The exercise:
Reproduce the data in its entirety, exactly as supplied.

Items from a dataset
· · ·

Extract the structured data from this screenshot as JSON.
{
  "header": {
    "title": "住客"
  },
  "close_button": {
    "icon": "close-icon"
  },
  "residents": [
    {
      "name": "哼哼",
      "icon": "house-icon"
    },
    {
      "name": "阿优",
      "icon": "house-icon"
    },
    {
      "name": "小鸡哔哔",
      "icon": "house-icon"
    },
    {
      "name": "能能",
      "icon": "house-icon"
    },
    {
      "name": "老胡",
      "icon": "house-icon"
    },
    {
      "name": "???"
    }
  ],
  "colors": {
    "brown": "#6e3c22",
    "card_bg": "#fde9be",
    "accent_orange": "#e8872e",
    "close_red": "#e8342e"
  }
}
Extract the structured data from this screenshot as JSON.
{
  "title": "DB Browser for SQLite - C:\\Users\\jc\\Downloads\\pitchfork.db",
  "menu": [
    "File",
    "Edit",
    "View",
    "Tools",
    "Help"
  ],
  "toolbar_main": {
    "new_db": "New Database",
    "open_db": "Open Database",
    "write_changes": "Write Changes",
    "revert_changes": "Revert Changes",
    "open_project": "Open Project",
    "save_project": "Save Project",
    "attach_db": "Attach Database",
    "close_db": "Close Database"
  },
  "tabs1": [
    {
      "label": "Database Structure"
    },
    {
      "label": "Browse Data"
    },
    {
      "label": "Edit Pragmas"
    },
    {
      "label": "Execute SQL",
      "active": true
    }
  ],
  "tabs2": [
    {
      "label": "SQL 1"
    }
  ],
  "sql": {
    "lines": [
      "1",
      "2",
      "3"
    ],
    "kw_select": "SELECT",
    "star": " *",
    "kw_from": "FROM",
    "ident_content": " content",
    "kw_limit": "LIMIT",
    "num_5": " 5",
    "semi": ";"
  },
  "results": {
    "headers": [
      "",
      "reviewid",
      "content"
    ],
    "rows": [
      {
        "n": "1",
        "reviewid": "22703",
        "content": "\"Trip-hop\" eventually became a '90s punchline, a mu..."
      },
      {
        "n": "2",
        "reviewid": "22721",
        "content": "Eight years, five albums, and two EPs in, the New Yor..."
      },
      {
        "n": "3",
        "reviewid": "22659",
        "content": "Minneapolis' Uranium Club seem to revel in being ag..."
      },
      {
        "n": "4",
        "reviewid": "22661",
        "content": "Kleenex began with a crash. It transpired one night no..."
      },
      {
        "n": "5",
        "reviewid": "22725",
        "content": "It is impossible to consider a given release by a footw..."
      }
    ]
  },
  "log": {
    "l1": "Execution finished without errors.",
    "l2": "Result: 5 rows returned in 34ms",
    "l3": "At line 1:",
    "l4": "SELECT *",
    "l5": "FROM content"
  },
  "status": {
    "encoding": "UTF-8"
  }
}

· · ·

Output of the exercise:
Extract the structured data from this screenshot as JSON.
{
  "header": {
    "title": "住客"
  },
  "close_button": {
    "icon": "close-icon"
  },
  "residents": [
    {
      "name": "哼哼",
      "icon": "house-icon"
    },
    {
      "name": "阿优",
      "icon": "house-icon"
    },
    {
      "name": "小鸡哔哔",
      "icon": "house-icon"
    },
    {
      "name": "能能",
      "icon": "house-icon"
    },
    {
      "name": "老胡",
      "icon": "house-icon"
    },
    {
      "name": "???"
    }
  ],
  "colors": {
    "brown": "#6e3c22",
    "card_bg": "#fde9be",
    "accent_orange": "#e8872e",
    "close_red": "#e8342e"
  }
}
Extract the structured data from this screenshot as JSON.
{
  "title": "DB Browser for SQLite - C:\\Users\\jc\\Downloads\\pitchfork.db",
  "menu": [
    "File",
    "Edit",
    "View",
    "Tools",
    "Help"
  ],
  "toolbar_main": {
    "new_db": "New Database",
    "open_db": "Open Database",
    "write_changes": "Write Changes",
    "revert_changes": "Revert Changes",
    "open_project": "Open Project",
    "save_project": "Save Project",
    "attach_db": "Attach Database",
    "close_db": "Close Database"
  },
  "tabs1": [
    {
      "label": "Database Structure"
    },
    {
      "label": "Browse Data"
    },
    {
      "label": "Edit Pragmas"
    },
    {
      "label": "Execute SQL",
      "active": true
    }
  ],
  "tabs2": [
    {
      "label": "SQL 1"
    }
  ],
  "sql": {
    "lines": [
      "1",
      "2",
      "3"
    ],
    "kw_select": "SELECT",
    "star": " *",
    "kw_from": "FROM",
    "ident_content": " content",
    "kw_limit": "LIMIT",
    "num_5": " 5",
    "semi": ";"
  },
  "results": {
    "headers": [
      "",
      "reviewid",
      "content"
    ],
    "rows": [
      {
        "n": "1",
        "reviewid": "22703",
        "content": "\"Trip-hop\" eventually became a '90s punchline, a mu..."
      },
      {
        "n": "2",
        "reviewid": "22721",
        "content": "Eight years, five albums, and two EPs in, the New Yor..."
      },
      {
        "n": "3",
        "reviewid": "22659",
        "content": "Minneapolis' Uranium Club seem to revel in being ag..."
      },
      {
        "n": "4",
        "reviewid": "22661",
        "content": "Kleenex began with a crash. It transpired one night no..."
      },
      {
        "n": "5",
        "reviewid": "22725",
        "content": "It is impossible to consider a given release by a footw..."
      }
    ]
  },
  "log": {
    "l1": "Execution finished without errors.",
    "l2": "Result: 5 rows returned in 34ms",
    "l3": "At line 1:",
    "l4": "SELECT *",
    "l5": "FROM content"
  },
  "status": {
    "encoding": "UTF-8"
  }
}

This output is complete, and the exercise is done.